## BEGIN DATASET RECORDS

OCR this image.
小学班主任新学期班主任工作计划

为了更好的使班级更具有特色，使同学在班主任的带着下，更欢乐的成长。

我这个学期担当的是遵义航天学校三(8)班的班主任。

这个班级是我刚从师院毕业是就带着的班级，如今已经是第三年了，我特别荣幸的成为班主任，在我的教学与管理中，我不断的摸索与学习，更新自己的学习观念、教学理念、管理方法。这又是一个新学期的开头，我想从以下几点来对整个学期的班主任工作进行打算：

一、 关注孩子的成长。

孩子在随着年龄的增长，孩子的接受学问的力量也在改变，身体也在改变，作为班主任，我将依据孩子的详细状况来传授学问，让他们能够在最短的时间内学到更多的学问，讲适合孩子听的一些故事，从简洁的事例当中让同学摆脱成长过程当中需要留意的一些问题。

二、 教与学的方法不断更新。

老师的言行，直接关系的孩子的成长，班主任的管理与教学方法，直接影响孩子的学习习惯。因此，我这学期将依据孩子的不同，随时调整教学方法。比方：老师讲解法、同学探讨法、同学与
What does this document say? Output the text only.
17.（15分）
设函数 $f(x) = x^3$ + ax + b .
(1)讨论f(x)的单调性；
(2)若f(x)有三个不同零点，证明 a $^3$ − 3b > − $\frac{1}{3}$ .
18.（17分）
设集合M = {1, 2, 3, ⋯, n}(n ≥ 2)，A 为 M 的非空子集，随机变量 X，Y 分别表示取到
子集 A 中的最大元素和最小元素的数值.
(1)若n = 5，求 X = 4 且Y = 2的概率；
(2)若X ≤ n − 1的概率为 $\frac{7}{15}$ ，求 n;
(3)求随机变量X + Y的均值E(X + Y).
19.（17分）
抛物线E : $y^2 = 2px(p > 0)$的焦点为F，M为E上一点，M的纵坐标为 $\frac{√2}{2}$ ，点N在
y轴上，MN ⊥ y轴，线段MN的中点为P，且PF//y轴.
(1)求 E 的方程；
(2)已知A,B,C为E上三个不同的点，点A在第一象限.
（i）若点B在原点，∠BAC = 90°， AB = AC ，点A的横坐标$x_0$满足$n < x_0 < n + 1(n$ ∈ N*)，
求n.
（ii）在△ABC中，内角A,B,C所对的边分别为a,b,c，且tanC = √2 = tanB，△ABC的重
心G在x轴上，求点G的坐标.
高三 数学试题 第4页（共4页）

## END DATASET RECORDS

→ TASK STATEMENT
Look through the data above. Each line containing the word "frac" needs to be copied.

→ TASK OUTPUT
(2)若f(x)有三个不同零点，证明 a $^3$ − 3b > − $\frac{1}{3}$ .
(2)若X ≤ n − 1的概率为 $\frac{7}{15}$ ，求 n;
抛物线E : $y^2 = 2px(p > 0)$的焦点为F，M为E上一点，M的纵坐标为 $\frac{√2}{2}$ ，点N在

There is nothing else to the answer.